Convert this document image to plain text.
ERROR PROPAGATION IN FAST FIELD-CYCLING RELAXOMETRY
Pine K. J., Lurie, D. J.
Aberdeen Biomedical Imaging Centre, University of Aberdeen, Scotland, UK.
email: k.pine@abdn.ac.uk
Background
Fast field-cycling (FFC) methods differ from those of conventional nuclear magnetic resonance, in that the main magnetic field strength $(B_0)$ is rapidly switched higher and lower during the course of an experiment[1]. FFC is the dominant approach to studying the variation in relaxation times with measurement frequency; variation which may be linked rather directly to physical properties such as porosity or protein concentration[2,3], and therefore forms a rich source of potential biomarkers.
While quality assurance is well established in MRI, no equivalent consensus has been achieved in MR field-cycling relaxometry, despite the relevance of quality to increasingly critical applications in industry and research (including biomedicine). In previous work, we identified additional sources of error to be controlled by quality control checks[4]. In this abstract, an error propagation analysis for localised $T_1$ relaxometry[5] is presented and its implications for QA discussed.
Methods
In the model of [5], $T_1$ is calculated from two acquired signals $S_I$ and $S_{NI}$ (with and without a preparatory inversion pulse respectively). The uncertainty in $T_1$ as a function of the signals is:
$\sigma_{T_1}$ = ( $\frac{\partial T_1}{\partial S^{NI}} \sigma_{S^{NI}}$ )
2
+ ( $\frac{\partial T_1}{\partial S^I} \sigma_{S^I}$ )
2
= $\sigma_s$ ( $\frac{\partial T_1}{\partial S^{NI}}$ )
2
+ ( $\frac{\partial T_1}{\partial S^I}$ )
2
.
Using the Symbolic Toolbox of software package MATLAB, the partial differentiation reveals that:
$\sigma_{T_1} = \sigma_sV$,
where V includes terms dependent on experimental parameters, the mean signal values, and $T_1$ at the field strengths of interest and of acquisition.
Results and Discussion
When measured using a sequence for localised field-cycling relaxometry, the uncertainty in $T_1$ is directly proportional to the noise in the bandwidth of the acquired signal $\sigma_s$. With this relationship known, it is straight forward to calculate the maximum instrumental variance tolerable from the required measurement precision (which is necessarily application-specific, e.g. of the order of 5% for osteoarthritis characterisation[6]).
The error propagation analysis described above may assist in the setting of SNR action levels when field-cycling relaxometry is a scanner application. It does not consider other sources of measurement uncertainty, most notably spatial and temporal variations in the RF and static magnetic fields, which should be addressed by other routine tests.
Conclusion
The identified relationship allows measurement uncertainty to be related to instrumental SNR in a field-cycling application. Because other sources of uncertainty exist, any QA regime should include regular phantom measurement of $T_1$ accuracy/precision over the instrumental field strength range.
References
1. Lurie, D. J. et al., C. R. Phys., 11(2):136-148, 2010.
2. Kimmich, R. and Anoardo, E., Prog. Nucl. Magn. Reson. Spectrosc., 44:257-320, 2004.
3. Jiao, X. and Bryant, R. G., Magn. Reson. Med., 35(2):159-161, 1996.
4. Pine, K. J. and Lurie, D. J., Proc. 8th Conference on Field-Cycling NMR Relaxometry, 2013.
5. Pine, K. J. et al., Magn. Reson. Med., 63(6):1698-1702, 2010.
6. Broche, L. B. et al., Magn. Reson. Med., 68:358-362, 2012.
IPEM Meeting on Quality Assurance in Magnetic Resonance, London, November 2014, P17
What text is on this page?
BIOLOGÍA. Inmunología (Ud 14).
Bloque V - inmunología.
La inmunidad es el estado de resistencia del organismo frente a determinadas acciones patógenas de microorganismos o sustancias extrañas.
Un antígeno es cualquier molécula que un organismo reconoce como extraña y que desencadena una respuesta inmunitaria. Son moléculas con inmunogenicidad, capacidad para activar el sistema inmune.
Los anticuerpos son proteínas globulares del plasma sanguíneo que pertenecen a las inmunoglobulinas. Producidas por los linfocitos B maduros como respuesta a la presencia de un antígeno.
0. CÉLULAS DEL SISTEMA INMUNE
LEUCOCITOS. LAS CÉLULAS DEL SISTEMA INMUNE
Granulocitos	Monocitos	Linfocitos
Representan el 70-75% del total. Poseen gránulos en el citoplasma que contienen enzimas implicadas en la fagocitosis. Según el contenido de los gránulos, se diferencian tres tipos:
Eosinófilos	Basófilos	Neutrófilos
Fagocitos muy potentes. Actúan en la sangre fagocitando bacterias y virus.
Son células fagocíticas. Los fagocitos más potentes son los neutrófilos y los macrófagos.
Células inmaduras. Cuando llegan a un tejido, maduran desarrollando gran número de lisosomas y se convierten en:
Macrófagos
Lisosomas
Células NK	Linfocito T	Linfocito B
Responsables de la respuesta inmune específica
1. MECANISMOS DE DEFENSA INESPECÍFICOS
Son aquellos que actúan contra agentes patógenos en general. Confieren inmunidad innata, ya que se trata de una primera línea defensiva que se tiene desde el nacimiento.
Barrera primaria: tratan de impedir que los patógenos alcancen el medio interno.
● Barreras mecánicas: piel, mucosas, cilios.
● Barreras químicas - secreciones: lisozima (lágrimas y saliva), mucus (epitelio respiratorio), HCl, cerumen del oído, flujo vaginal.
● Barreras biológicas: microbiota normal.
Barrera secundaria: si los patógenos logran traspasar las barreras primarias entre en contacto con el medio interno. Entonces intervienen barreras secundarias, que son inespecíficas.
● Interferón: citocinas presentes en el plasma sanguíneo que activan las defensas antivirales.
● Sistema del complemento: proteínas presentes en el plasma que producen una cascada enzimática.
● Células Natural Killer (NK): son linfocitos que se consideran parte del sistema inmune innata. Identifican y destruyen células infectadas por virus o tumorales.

----------

Type out the entire listing again, matching every line exactly.

Convert this document image to plain text.
ERROR PROPAGATION IN FAST FIELD-CYCLING RELAXOMETRY
Pine K. J., Lurie, D. J.
Aberdeen Biomedical Imaging Centre, University of Aberdeen, Scotland, UK.
email: k.pine@abdn.ac.uk
Background
Fast field-cycling (FFC) methods differ from those of conventional nuclear magnetic resonance, in that the main magnetic field strength $(B_0)$ is rapidly switched higher and lower during the course of an experiment[1]. FFC is the dominant approach to studying the variation in relaxation times with measurement frequency; variation which may be linked rather directly to physical properties such as porosity or protein concentration[2,3], and therefore forms a rich source of potential biomarkers.
While quality assurance is well established in MRI, no equivalent consensus has been achieved in MR field-cycling relaxometry, despite the relevance of quality to increasingly critical applications in industry and research (including biomedicine). In previous work, we identified additional sources of error to be controlled by quality control checks[4]. In this abstract, an error propagation analysis for localised $T_1$ relaxometry[5] is presented and its implications for QA discussed.
Methods
In the model of [5], $T_1$ is calculated from two acquired signals $S_I$ and $S_{NI}$ (with and without a preparatory inversion pulse respectively). The uncertainty in $T_1$ as a function of the signals is:
$\sigma_{T_1}$ = ( $\frac{\partial T_1}{\partial S^{NI}} \sigma_{S^{NI}}$ )
2
+ ( $\frac{\partial T_1}{\partial S^I} \sigma_{S^I}$ )
2
= $\sigma_s$ ( $\frac{\partial T_1}{\partial S^{NI}}$ )
2
+ ( $\frac{\partial T_1}{\partial S^I}$ )
2
.
Using the Symbolic Toolbox of software package MATLAB, the partial differentiation reveals that:
$\sigma_{T_1} = \sigma_sV$,
where V includes terms dependent on experimental parameters, the mean signal values, and $T_1$ at the field strengths of interest and of acquisition.
Results and Discussion
When measured using a sequence for localised field-cycling relaxometry, the uncertainty in $T_1$ is directly proportional to the noise in the bandwidth of the acquired signal $\sigma_s$. With this relationship known, it is straight forward to calculate the maximum instrumental variance tolerable from the required measurement precision (which is necessarily application-specific, e.g. of the order of 5% for osteoarthritis characterisation[6]).
The error propagation analysis described above may assist in the setting of SNR action levels when field-cycling relaxometry is a scanner application. It does not consider other sources of measurement uncertainty, most notably spatial and temporal variations in the RF and static magnetic fields, which should be addressed by other routine tests.
Conclusion
The identified relationship allows measurement uncertainty to be related to instrumental SNR in a field-cycling application. Because other sources of uncertainty exist, any QA regime should include regular phantom measurement of $T_1$ accuracy/precision over the instrumental field strength range.
References
1. Lurie, D. J. et al., C. R. Phys., 11(2):136-148, 2010.
2. Kimmich, R. and Anoardo, E., Prog. Nucl. Magn. Reson. Spectrosc., 44:257-320, 2004.
3. Jiao, X. and Bryant, R. G., Magn. Reson. Med., 35(2):159-161, 1996.
4. Pine, K. J. and Lurie, D. J., Proc. 8th Conference on Field-Cycling NMR Relaxometry, 2013.
5. Pine, K. J. et al., Magn. Reson. Med., 63(6):1698-1702, 2010.
6. Broche, L. B. et al., Magn. Reson. Med., 68:358-362, 2012.
IPEM Meeting on Quality Assurance in Magnetic Resonance, London, November 2014, P17
What text is on this page?
BIOLOGÍA. Inmunología (Ud 14).
Bloque V - inmunología.
La inmunidad es el estado de resistencia del organismo frente a determinadas acciones patógenas de microorganismos o sustancias extrañas.
Un antígeno es cualquier molécula que un organismo reconoce como extraña y que desencadena una respuesta inmunitaria. Son moléculas con inmunogenicidad, capacidad para activar el sistema inmune.
Los anticuerpos son proteínas globulares del plasma sanguíneo que pertenecen a las inmunoglobulinas. Producidas por los linfocitos B maduros como respuesta a la presencia de un antígeno.
0. CÉLULAS DEL SISTEMA INMUNE
LEUCOCITOS. LAS CÉLULAS DEL SISTEMA INMUNE
Granulocitos	Monocitos	Linfocitos
Representan el 70-75% del total. Poseen gránulos en el citoplasma que contienen enzimas implicadas en la fagocitosis. Según el contenido de los gránulos, se diferencian tres tipos:
Eosinófilos	Basófilos	Neutrófilos
Fagocitos muy potentes. Actúan en la sangre fagocitando bacterias y virus.
Son células fagocíticas. Los fagocitos más potentes son los neutrófilos y los macrófagos.
Células inmaduras. Cuando llegan a un tejido, maduran desarrollando gran número de lisosomas y se convierten en:
Macrófagos
Lisosomas
Células NK	Linfocito T	Linfocito B
Responsables de la respuesta inmune específica
1. MECANISMOS DE DEFENSA INESPECÍFICOS
Son aquellos que actúan contra agentes patógenos en general. Confieren inmunidad innata, ya que se trata de una primera línea defensiva que se tiene desde el nacimiento.
Barrera primaria: tratan de impedir que los patógenos alcancen el medio interno.
● Barreras mecánicas: piel, mucosas, cilios.
● Barreras químicas - secreciones: lisozima (lágrimas y saliva), mucus (epitelio respiratorio), HCl, cerumen del oído, flujo vaginal.
● Barreras biológicas: microbiota normal.
Barrera secundaria: si los patógenos logran traspasar las barreras primarias entre en contacto con el medio interno. Entonces intervienen barreras secundarias, que son inespecíficas.
● Interferón: citocinas presentes en el plasma sanguíneo que activan las defensas antivirales.
● Sistema del complemento: proteínas presentes en el plasma que producen una cascada enzimática.
● Células Natural Killer (NK): son linfocitos que se consideran parte del sistema inmune innata. Identifican y destruyen células infectadas por virus o tumorales.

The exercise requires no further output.